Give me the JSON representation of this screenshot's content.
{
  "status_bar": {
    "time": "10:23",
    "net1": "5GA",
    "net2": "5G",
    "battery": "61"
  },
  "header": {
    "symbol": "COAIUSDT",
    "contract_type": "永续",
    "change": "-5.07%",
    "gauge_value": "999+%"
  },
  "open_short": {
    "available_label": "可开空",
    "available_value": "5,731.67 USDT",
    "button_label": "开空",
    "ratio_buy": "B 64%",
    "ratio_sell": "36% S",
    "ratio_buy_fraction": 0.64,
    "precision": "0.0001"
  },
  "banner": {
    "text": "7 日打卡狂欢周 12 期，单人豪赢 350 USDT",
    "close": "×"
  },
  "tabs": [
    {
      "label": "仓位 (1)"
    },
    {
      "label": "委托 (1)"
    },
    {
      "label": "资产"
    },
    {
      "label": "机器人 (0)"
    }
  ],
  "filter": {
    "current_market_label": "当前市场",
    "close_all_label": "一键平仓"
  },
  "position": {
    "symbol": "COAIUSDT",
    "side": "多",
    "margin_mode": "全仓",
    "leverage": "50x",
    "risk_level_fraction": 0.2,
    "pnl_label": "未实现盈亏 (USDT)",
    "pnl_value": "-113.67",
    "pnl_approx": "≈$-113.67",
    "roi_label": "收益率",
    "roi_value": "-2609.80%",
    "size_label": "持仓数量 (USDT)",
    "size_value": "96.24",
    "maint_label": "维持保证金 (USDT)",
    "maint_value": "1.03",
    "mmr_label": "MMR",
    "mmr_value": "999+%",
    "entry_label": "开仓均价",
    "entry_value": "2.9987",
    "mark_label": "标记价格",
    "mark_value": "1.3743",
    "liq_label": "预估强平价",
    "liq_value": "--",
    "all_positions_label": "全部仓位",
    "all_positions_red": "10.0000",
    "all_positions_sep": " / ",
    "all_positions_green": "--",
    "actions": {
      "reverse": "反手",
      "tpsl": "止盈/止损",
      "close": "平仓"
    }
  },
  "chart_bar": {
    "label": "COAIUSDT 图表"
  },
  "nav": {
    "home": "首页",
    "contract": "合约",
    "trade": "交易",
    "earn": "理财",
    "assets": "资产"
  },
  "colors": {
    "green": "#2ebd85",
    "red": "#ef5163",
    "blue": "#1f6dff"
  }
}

═══

■ To be done ■
Copy out the full set of records precisely, leaving nothing out.

■ Correct answer ■
Give me the JSON representation of this screenshot's content.
{
  "status_bar": {
    "time": "10:23",
    "net1": "5GA",
    "net2": "5G",
    "battery": "61"
  },
  "header": {
    "symbol": "COAIUSDT",
    "contract_type": "永续",
    "change": "-5.07%",
    "gauge_value": "999+%"
  },
  "open_short": {
    "available_label": "可开空",
    "available_value": "5,731.67 USDT",
    "button_label": "开空",
    "ratio_buy": "B 64%",
    "ratio_sell": "36% S",
    "ratio_buy_fraction": 0.64,
    "precision": "0.0001"
  },
  "banner": {
    "text": "7 日打卡狂欢周 12 期，单人豪赢 350 USDT",
    "close": "×"
  },
  "tabs": [
    {
      "label": "仓位 (1)"
    },
    {
      "label": "委托 (1)"
    },
    {
      "label": "资产"
    },
    {
      "label": "机器人 (0)"
    }
  ],
  "filter": {
    "current_market_label": "当前市场",
    "close_all_label": "一键平仓"
  },
  "position": {
    "symbol": "COAIUSDT",
    "side": "多",
    "margin_mode": "全仓",
    "leverage": "50x",
    "risk_level_fraction": 0.2,
    "pnl_label": "未实现盈亏 (USDT)",
    "pnl_value": "-113.67",
    "pnl_approx": "≈$-113.67",
    "roi_label": "收益率",
    "roi_value": "-2609.80%",
    "size_label": "持仓数量 (USDT)",
    "size_value": "96.24",
    "maint_label": "维持保证金 (USDT)",
    "maint_value": "1.03",
    "mmr_label": "MMR",
    "mmr_value": "999+%",
    "entry_label": "开仓均价",
    "entry_value": "2.9987",
    "mark_label": "标记价格",
    "mark_value": "1.3743",
    "liq_label": "预估强平价",
    "liq_value": "--",
    "all_positions_label": "全部仓位",
    "all_positions_red": "10.0000",
    "all_positions_sep": " / ",
    "all_positions_green": "--",
    "actions": {
      "reverse": "反手",
      "tpsl": "止盈/止损",
      "close": "平仓"
    }
  },
  "chart_bar": {
    "label": "COAIUSDT 图表"
  },
  "nav": {
    "home": "首页",
    "contract": "合约",
    "trade": "交易",
    "earn": "理财",
    "assets": "资产"
  },
  "colors": {
    "green": "#2ebd85",
    "red": "#ef5163",
    "blue": "#1f6dff"
  }
}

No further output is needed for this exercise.